___ INPUT FOR THIS TASK ___

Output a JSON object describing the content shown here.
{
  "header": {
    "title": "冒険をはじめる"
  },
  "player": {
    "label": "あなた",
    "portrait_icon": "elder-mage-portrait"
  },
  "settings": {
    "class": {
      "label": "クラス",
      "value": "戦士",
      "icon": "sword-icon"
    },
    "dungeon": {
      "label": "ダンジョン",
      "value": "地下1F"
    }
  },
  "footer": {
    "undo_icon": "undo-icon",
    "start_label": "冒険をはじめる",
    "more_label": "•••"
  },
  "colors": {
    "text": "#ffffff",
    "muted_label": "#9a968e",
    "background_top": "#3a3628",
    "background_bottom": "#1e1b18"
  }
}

___

--- PROBLEM TO SOLVE ---
Every line above should be retyped exactly as given.

--- CORRECT ANSWER ---
Output a JSON object describing the content shown here.
{
  "header": {
    "title": "冒険をはじめる"
  },
  "player": {
    "label": "あなた",
    "portrait_icon": "elder-mage-portrait"
  },
  "settings": {
    "class": {
      "label": "クラス",
      "value": "戦士",
      "icon": "sword-icon"
    },
    "dungeon": {
      "label": "ダンジョン",
      "value": "地下1F"
    }
  },
  "footer": {
    "undo_icon": "undo-icon",
    "start_label": "冒険をはじめる",
    "more_label": "•••"
  },
  "colors": {
    "text": "#ffffff",
    "muted_label": "#9a968e",
    "background_top": "#3a3628",
    "background_bottom": "#1e1b18"
  }
}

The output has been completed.